Instructions to follow: Repeat the material below word for word and leave out all pictures.

* Start Dataset rows *

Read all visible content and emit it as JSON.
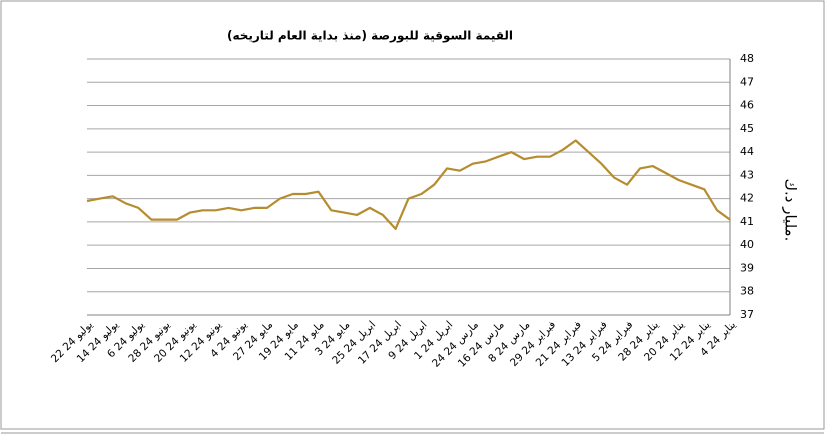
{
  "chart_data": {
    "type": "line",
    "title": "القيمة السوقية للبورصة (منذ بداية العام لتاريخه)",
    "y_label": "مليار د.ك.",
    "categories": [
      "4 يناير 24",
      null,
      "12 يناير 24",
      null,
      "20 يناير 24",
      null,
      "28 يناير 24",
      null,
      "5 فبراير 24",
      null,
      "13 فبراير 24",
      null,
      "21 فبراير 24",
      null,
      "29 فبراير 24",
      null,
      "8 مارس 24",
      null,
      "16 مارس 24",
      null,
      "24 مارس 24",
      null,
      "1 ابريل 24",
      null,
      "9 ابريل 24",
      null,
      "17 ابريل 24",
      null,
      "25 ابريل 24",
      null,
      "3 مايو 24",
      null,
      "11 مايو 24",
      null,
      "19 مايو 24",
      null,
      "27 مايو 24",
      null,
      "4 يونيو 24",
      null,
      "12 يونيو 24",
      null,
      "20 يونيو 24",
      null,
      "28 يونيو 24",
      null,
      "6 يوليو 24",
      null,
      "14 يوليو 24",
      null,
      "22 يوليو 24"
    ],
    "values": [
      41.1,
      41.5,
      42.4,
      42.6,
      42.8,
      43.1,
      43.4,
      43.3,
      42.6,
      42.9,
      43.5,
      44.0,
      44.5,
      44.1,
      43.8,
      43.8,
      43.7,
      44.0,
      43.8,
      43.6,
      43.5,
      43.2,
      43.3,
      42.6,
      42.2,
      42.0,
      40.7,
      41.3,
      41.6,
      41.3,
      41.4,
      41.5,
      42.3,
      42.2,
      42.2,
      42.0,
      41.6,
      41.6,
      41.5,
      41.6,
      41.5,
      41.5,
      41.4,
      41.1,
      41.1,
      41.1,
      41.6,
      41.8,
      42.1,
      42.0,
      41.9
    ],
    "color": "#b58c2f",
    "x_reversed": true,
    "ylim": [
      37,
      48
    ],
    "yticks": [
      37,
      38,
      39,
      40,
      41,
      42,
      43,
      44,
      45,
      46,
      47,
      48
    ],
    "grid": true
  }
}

* End Dataset rows *

Output of the task:
Read all visible content and emit it as JSON.
{
  "chart_data": {
    "type": "line",
    "title": "القيمة السوقية للبورصة (منذ بداية العام لتاريخه)",
    "y_label": "مليار د.ك.",
    "categories": [
      "4 يناير 24",
      null,
      "12 يناير 24",
      null,
      "20 يناير 24",
      null,
      "28 يناير 24",
      null,
      "5 فبراير 24",
      null,
      "13 فبراير 24",
      null,
      "21 فبراير 24",
      null,
      "29 فبراير 24",
      null,
      "8 مارس 24",
      null,
      "16 مارس 24",
      null,
      "24 مارس 24",
      null,
      "1 ابريل 24",
      null,
      "9 ابريل 24",
      null,
      "17 ابريل 24",
      null,
      "25 ابريل 24",
      null,
      "3 مايو 24",
      null,
      "11 مايو 24",
      null,
      "19 مايو 24",
      null,
      "27 مايو 24",
      null,
      "4 يونيو 24",
      null,
      "12 يونيو 24",
      null,
      "20 يونيو 24",
      null,
      "28 يونيو 24",
      null,
      "6 يوليو 24",
      null,
      "14 يوليو 24",
      null,
      "22 يوليو 24"
    ],
    "values": [
      41.1,
      41.5,
      42.4,
      42.6,
      42.8,
      43.1,
      43.4,
      43.3,
      42.6,
      42.9,
      43.5,
      44.0,
      44.5,
      44.1,
      43.8,
      43.8,
      43.7,
      44.0,
      43.8,
      43.6,
      43.5,
      43.2,
      43.3,
      42.6,
      42.2,
      42.0,
      40.7,
      41.3,
      41.6,
      41.3,
      41.4,
      41.5,
      42.3,
      42.2,
      42.2,
      42.0,
      41.6,
      41.6,
      41.5,
      41.6,
      41.5,
      41.5,
      41.4,
      41.1,
      41.1,
      41.1,
      41.6,
      41.8,
      42.1,
      42.0,
      41.9
    ],
    "color": "#b58c2f",
    "x_reversed": true,
    "ylim": [
      37,
      48
    ],
    "yticks": [
      37,
      38,
      39,
      40,
      41,
      42,
      43,
      44,
      45,
      46,
      47,
      48
    ],
    "grid": true
  }
}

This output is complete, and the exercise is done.